• [What you will do]: Please reproduce each of the rows below character for character, keeping their order.

• [Listed entries]:
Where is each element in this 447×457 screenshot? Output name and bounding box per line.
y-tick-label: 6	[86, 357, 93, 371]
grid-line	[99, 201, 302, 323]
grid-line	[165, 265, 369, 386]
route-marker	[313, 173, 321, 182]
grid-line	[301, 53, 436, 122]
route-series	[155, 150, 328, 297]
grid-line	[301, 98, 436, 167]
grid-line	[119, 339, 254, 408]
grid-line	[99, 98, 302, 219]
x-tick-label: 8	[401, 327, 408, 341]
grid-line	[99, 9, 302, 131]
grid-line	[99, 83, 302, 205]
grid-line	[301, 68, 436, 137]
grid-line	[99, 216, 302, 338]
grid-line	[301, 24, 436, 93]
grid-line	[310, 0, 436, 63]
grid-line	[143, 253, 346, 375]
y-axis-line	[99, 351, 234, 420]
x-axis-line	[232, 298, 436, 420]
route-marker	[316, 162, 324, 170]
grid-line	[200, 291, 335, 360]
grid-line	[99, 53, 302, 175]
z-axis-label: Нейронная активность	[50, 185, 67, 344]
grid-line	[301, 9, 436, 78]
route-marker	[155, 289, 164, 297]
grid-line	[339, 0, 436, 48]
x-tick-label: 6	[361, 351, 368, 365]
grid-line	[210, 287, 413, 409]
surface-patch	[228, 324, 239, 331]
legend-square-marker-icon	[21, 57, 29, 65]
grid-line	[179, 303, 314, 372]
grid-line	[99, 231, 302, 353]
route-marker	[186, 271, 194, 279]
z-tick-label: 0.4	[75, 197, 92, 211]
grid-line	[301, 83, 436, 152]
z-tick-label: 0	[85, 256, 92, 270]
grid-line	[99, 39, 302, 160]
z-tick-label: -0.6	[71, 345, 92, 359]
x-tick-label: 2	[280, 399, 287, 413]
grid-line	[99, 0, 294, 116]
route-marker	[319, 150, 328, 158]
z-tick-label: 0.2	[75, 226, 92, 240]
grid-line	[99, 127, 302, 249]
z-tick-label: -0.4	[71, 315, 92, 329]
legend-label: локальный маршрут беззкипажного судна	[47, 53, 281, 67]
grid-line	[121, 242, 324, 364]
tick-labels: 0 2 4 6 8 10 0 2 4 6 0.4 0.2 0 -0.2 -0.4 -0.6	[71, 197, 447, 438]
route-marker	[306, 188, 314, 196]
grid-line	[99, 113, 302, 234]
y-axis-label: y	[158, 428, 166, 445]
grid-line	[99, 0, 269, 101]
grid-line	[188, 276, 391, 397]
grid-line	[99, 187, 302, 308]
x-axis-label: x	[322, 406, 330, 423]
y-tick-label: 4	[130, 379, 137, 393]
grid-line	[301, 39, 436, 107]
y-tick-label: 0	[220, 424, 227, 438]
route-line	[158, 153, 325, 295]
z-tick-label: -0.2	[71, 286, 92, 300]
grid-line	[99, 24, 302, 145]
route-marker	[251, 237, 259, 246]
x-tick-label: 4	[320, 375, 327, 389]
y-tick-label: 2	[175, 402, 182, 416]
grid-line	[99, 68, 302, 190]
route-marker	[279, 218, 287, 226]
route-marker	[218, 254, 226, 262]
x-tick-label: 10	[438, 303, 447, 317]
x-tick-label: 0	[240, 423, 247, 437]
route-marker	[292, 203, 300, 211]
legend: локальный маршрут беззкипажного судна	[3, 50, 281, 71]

• [Final result]:
Where is each element in this 447×457 screenshot? Output name and bounding box per line.
y-tick-label: 6	[86, 357, 93, 371]
grid-line	[99, 201, 302, 323]
grid-line	[165, 265, 369, 386]
route-marker	[313, 173, 321, 182]
grid-line	[301, 53, 436, 122]
route-series	[155, 150, 328, 297]
grid-line	[301, 98, 436, 167]
grid-line	[119, 339, 254, 408]
grid-line	[99, 98, 302, 219]
x-tick-label: 8	[401, 327, 408, 341]
grid-line	[99, 9, 302, 131]
grid-line	[99, 83, 302, 205]
grid-line	[301, 68, 436, 137]
grid-line	[99, 216, 302, 338]
grid-line	[301, 24, 436, 93]
grid-line	[310, 0, 436, 63]
grid-line	[143, 253, 346, 375]
y-axis-line	[99, 351, 234, 420]
x-axis-line	[232, 298, 436, 420]
route-marker	[316, 162, 324, 170]
grid-line	[200, 291, 335, 360]
grid-line	[99, 53, 302, 175]
z-axis-label: Нейронная активность	[50, 185, 67, 344]
grid-line	[301, 9, 436, 78]
route-marker	[155, 289, 164, 297]
grid-line	[339, 0, 436, 48]
x-tick-label: 6	[361, 351, 368, 365]
grid-line	[210, 287, 413, 409]
surface-patch	[228, 324, 239, 331]
legend-square-marker-icon	[21, 57, 29, 65]
grid-line	[179, 303, 314, 372]
grid-line	[99, 231, 302, 353]
route-marker	[186, 271, 194, 279]
z-tick-label: 0.4	[75, 197, 92, 211]
grid-line	[301, 83, 436, 152]
z-tick-label: 0	[85, 256, 92, 270]
grid-line	[99, 39, 302, 160]
z-tick-label: -0.6	[71, 345, 92, 359]
x-tick-label: 2	[280, 399, 287, 413]
grid-line	[99, 0, 294, 116]
route-marker	[319, 150, 328, 158]
z-tick-label: 0.2	[75, 226, 92, 240]
grid-line	[99, 127, 302, 249]
z-tick-label: -0.4	[71, 315, 92, 329]
legend-label: локальный маршрут беззкипажного судна	[47, 53, 281, 67]
grid-line	[121, 242, 324, 364]
tick-labels: 0 2 4 6 8 10 0 2 4 6 0.4 0.2 0 -0.2 -0.4 -0.6	[71, 197, 447, 438]
route-marker	[306, 188, 314, 196]
grid-line	[99, 113, 302, 234]
y-axis-label: y	[158, 428, 166, 445]
grid-line	[99, 0, 269, 101]
grid-line	[188, 276, 391, 397]
grid-line	[99, 187, 302, 308]
x-axis-label: x	[322, 406, 330, 423]
y-tick-label: 4	[130, 379, 137, 393]
grid-line	[301, 39, 436, 107]
y-tick-label: 0	[220, 424, 227, 438]
route-line	[158, 153, 325, 295]
z-tick-label: -0.2	[71, 286, 92, 300]
grid-line	[99, 24, 302, 145]
route-marker	[251, 237, 259, 246]
x-tick-label: 4	[320, 375, 327, 389]
y-tick-label: 2	[175, 402, 182, 416]
grid-line	[99, 68, 302, 190]
route-marker	[279, 218, 287, 226]
route-marker	[218, 254, 226, 262]
x-tick-label: 10	[438, 303, 447, 317]
x-tick-label: 0	[240, 423, 247, 437]
route-marker	[292, 203, 300, 211]
legend: локальный маршрут беззкипажного судна	[3, 50, 281, 71]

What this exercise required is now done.